* **WRITTEN EXERCISE**:
Pull out each line of the data that includes the word "Engagement".
===============
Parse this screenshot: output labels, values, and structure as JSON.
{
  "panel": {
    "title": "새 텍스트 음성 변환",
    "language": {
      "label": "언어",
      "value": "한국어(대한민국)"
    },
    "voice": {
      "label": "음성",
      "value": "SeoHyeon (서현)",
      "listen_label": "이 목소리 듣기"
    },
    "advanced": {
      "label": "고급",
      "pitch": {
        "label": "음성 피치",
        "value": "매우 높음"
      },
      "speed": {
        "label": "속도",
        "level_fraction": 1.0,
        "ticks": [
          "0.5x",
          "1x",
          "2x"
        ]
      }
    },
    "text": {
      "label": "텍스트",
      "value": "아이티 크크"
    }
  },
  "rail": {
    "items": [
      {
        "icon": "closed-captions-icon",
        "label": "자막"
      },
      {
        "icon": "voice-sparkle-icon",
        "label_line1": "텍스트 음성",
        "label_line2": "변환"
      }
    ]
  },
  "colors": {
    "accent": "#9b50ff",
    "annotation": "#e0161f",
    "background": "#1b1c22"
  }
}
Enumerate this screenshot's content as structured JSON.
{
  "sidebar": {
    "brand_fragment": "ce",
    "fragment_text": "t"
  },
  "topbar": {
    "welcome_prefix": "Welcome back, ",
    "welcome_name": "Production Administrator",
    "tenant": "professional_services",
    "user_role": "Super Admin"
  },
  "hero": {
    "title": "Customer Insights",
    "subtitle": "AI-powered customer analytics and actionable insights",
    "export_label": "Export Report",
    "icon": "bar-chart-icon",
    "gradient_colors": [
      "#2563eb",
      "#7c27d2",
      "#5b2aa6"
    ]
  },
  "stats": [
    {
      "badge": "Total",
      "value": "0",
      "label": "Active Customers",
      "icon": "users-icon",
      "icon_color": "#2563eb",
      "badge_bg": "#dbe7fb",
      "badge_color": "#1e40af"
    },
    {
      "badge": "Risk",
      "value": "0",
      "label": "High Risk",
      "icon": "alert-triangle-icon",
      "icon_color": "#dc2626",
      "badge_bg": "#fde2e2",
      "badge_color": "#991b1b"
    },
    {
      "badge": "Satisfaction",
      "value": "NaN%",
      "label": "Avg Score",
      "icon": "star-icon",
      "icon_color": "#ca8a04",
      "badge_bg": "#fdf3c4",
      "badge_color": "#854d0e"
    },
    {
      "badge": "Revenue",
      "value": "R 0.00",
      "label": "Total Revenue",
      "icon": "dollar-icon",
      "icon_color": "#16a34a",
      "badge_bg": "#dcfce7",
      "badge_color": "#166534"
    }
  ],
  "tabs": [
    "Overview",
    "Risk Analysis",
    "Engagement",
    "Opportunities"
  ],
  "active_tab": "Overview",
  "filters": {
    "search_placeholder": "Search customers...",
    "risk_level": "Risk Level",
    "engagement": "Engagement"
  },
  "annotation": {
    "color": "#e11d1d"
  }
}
===============
* **RESPONSE TO THE TASK**:
    "Engagement",
    "engagement": "Engagement"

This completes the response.